--- BEGIN Passage to read ---

Done when each track delivers a research brief: key mechanism, 8–12 sourced examples (cultural/temporal spread noted), proposed throughline argument, and flagged counterexample.

Phase 2 — Specification

Writing team reads all research briefs and produces per-chapter specs: throughline argument, opening hook, narrative arc, counterexample placement, and register notes. Prologue spec must settle the opening joke — the human approved a knock-knock structure as the model; the team should decide whether to use knock-knock literally or find an equivalent that opens mid-joke and lets the reader finish the punchline before the thesis arrives.

Title development runs in parallel: 3–5 alternatives to The Joke We All Share, with short rationale for each.

Done when every chapter has a one-page spec the writing team can draft from without guessing.

Phase 3 — Production

Writing team drafts all chapters in parallel. Each chapter is independently completable. Ch. 7 (Spam Spam Spam) is the synthesis — draft it last within its own track, after reviewing the other six drafts, so the emotional landing can call back to specific moments from earlier chapters.

If [any chapter's throughline argument proves too thin to sustain 7,000+ words], escalate to project lead before continuing — the spec needs revision.

Done when all 7 chapters + prologue exist as complete drafts.

Phase 4 — Editorial

Editorial team reads the full manuscript as a single document. Primary tasks: voice consistency (Mary Roach register throughout); thesis coherence (does the arc build toward Ch. 7's landing?); boundary coverage audit (all five boundaries substantively present?); per-chapter invariant check. Editorial flags chapters for revision but does not rewrite — annotated drafts return to the writing team for a single revision pass.

If [chapters feel like parallel essays rather than a progressive argument], flag as a structural issue requiring project lead review before the revision pass proceeds.

Done when editorial has cleared all chapters and confirmed the full-book arc holds.

Phase 5 — Verification

Verify the complete manuscript against every success criterion in INTENT.md. Additionally confirm: (a) no chapter opens with a thesis statement — hooks come before arguments; (b) Ch. 7's final paragraphs land emotionally, feeling like the punchline of a joke the whole book set up; (c) the prologue's opening joke lands without explanation before the thesis is introduced.

Done when every criterion in INTENT.md is confirmed met.

--- END Passage to read ---

▶ _To do_:
1. List every item that the book plan says each per-chapter spec should include.
2. Repeat the part of the book plan that starts at "If [chapters feel" and stops after "thesis is introduced.".

--- BEGIN Stored records ---

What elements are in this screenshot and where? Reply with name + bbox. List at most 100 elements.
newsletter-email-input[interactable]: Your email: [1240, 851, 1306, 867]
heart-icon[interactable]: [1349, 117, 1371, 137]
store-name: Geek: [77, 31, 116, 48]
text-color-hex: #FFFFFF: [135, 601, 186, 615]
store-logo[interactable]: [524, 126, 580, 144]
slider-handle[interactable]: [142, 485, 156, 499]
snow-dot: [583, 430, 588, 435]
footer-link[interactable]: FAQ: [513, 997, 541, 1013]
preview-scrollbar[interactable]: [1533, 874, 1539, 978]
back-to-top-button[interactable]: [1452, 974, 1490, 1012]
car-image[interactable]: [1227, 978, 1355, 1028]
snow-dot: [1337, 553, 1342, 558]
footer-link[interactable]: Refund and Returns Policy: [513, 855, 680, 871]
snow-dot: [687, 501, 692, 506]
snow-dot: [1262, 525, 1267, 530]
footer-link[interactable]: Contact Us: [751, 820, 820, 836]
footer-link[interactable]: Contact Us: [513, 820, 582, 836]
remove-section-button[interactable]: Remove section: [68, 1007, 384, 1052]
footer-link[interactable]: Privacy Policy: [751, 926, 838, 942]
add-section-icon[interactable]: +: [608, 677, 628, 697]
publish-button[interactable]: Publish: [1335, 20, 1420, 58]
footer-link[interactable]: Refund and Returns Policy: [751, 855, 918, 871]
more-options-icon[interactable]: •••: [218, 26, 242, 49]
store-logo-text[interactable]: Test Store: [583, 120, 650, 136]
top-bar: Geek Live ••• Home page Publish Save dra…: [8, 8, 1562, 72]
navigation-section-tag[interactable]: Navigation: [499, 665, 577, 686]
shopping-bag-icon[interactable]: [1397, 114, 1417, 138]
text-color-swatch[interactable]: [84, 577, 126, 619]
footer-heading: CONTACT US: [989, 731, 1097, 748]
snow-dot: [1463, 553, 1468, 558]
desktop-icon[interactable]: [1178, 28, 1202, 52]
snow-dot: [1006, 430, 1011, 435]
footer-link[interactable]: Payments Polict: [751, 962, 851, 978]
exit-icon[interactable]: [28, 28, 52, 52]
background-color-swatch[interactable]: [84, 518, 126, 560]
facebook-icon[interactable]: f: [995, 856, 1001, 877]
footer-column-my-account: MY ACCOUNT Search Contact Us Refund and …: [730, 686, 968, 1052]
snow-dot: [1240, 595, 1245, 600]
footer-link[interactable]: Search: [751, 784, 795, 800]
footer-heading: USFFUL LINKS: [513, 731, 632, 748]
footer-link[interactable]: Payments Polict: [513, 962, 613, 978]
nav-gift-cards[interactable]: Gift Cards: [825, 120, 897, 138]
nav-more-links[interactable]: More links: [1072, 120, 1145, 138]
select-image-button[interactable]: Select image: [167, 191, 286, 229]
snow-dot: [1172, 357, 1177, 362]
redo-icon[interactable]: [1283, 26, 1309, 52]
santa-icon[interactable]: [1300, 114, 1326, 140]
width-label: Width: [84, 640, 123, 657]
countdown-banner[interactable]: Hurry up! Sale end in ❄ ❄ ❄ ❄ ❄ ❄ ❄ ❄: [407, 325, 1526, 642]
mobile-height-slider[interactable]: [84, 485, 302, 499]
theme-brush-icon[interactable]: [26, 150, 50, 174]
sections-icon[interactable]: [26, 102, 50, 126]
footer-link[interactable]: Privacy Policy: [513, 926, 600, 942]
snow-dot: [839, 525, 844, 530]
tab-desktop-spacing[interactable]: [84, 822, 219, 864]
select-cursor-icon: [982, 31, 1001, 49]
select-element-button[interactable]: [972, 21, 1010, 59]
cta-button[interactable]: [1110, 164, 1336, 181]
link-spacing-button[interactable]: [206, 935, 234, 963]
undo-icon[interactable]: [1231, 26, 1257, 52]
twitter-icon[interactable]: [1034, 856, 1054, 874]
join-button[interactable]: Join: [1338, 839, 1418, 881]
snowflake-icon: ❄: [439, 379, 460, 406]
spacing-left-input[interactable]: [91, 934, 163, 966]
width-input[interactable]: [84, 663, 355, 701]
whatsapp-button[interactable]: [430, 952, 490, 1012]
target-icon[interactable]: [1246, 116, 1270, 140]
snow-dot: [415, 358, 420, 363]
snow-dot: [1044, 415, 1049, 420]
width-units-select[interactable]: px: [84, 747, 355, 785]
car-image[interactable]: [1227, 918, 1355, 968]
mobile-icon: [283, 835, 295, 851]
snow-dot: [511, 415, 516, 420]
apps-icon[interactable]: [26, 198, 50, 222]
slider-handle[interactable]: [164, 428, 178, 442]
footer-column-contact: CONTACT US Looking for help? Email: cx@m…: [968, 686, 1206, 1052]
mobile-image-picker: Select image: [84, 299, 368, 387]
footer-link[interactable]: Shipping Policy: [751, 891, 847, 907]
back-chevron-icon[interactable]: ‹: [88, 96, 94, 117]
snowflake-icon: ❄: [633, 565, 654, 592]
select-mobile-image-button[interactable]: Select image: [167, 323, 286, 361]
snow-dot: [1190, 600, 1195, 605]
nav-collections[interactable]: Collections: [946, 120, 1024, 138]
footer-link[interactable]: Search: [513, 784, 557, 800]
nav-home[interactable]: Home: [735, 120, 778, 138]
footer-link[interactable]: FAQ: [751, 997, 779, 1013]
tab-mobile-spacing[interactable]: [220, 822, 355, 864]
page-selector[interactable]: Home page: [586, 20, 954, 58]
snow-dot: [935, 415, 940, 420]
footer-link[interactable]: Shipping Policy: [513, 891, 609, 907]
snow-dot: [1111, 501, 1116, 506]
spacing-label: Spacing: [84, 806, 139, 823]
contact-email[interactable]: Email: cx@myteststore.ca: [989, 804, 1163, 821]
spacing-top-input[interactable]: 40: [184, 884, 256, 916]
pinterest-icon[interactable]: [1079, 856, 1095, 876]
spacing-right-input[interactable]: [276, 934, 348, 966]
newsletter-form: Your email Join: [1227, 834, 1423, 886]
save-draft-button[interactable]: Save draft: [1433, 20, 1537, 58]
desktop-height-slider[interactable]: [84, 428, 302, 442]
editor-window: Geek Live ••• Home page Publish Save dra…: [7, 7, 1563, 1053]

--- END Stored records ---

▶ _Full answers_:
1. throughline argument, opening hook, narrative arc, counterexample placement, register notes

2.
If [chapters feel like parallel essays rather than a progressive argument], flag as a structural issue requiring project lead review before the revision pass proceeds.

Done when editorial has cleared all chapters and confirmed the full-book arc holds.

Phase 5 — Verification

Verify the complete manuscript against every success criterion in INTENT.md. Additionally confirm: (a) no chapter opens with a thesis statement — hooks come before arguments; (b) Ch. 7's final paragraphs land emotionally, feeling like the punchline of a joke the whole book set up; (c) the prologue's opening joke lands without explanation before the thesis is introduced.